== EXERCISE DETAILS ==
Copy out each line of the material that includes the word "skall".

== RECORDS FOR THIS TASK ==
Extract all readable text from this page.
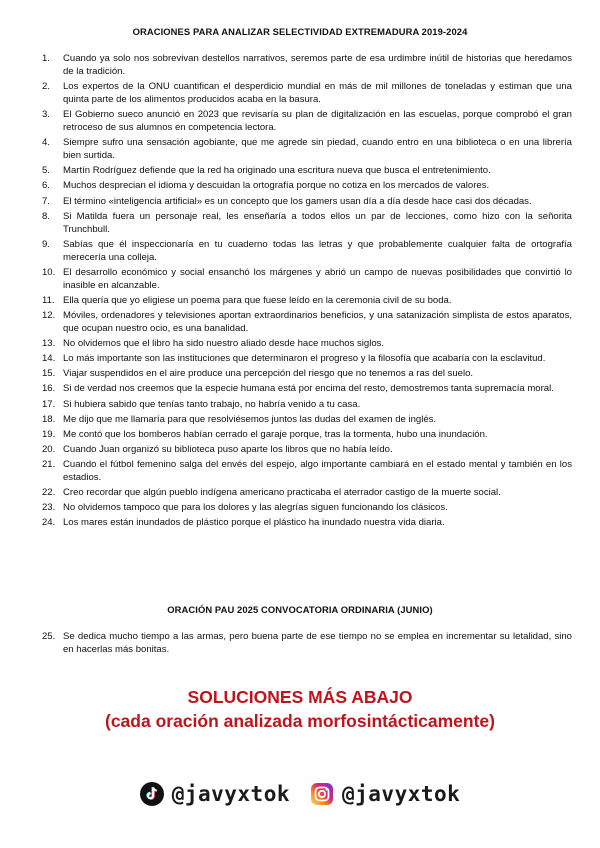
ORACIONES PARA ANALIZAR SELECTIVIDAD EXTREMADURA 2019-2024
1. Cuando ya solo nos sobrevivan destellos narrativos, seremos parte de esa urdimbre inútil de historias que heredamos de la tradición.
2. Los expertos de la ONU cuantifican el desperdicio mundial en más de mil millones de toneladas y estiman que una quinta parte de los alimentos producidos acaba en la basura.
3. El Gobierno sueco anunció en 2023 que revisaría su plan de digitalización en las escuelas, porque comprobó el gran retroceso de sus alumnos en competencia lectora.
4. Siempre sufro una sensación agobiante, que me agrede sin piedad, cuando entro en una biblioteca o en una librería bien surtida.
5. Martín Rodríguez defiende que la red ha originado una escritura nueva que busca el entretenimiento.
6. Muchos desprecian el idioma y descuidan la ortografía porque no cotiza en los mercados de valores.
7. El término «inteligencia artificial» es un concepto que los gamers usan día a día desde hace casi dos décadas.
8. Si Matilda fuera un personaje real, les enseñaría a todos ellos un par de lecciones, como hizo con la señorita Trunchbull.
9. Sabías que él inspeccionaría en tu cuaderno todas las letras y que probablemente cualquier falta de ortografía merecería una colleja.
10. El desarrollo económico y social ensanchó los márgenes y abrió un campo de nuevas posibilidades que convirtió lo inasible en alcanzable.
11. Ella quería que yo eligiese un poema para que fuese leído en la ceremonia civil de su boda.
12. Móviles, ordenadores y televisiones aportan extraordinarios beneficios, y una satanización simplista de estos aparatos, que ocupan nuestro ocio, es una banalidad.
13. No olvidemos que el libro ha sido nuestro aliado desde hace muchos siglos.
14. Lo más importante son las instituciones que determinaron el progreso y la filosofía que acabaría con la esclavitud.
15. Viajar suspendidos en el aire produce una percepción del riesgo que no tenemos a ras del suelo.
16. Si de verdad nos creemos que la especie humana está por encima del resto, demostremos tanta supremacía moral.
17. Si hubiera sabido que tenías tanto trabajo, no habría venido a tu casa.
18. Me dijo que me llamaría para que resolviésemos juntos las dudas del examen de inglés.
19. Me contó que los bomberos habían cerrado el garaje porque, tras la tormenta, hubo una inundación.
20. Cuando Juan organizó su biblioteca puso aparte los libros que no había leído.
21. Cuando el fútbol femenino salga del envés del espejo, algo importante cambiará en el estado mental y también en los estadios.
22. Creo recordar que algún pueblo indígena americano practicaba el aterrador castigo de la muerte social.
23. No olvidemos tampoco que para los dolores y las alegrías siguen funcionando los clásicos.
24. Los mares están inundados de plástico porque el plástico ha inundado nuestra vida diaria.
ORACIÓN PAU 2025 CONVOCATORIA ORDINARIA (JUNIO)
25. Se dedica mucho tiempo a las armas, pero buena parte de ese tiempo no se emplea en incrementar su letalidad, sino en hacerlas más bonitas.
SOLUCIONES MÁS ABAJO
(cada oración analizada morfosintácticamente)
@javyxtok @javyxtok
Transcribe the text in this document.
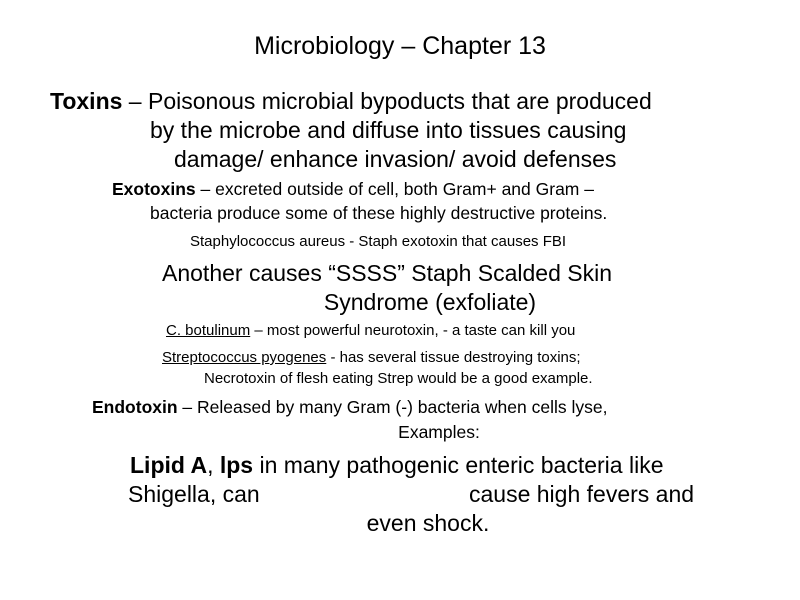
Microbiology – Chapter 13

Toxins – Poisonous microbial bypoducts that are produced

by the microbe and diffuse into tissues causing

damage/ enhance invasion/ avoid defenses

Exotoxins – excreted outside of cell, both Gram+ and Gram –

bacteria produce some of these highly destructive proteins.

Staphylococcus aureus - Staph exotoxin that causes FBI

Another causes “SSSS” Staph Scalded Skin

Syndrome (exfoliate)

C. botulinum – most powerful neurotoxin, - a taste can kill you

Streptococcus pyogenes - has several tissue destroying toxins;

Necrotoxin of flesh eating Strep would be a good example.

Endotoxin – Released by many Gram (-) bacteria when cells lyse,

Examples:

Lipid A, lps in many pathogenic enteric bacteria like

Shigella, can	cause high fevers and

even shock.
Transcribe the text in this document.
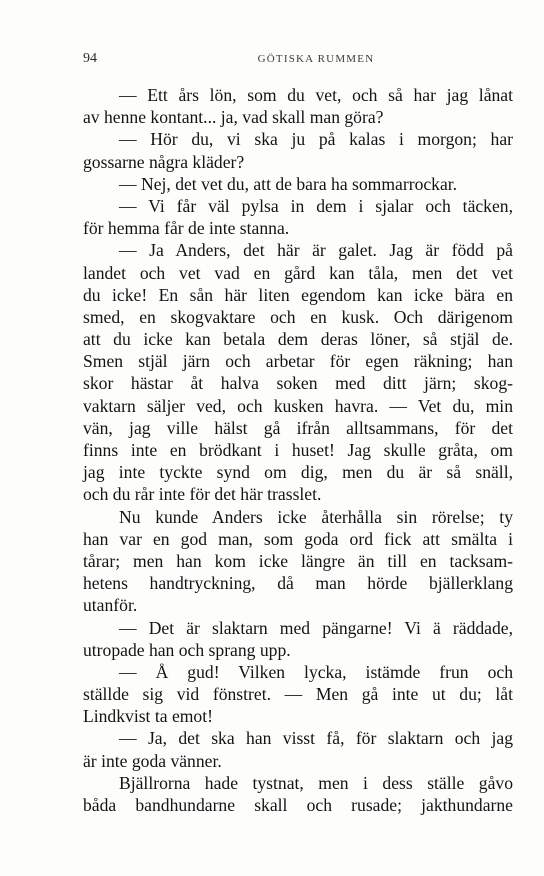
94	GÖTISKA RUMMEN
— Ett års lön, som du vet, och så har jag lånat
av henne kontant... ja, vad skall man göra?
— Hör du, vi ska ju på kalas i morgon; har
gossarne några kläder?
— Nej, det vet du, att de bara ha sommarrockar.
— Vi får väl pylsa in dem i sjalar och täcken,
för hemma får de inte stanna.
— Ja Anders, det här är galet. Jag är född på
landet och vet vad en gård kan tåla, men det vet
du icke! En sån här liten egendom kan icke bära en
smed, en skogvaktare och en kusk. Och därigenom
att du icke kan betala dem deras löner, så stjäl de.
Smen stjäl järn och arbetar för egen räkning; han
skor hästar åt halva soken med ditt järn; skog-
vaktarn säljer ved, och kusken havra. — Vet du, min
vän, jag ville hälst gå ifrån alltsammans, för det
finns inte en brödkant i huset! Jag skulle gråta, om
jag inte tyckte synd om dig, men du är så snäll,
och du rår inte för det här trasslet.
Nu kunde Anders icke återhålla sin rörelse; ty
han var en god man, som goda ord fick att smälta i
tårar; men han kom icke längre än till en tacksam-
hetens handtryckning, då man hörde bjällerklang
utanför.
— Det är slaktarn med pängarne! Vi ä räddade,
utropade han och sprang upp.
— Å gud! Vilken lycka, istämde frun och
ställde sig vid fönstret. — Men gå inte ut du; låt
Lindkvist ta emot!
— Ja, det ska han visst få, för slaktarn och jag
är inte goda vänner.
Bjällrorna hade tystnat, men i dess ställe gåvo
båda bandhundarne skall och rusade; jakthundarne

== RESULT FOR THIS EXERCISE ==
av henne kontant... ja, vad skall man göra?
båda bandhundarne skall och rusade; jakthundarne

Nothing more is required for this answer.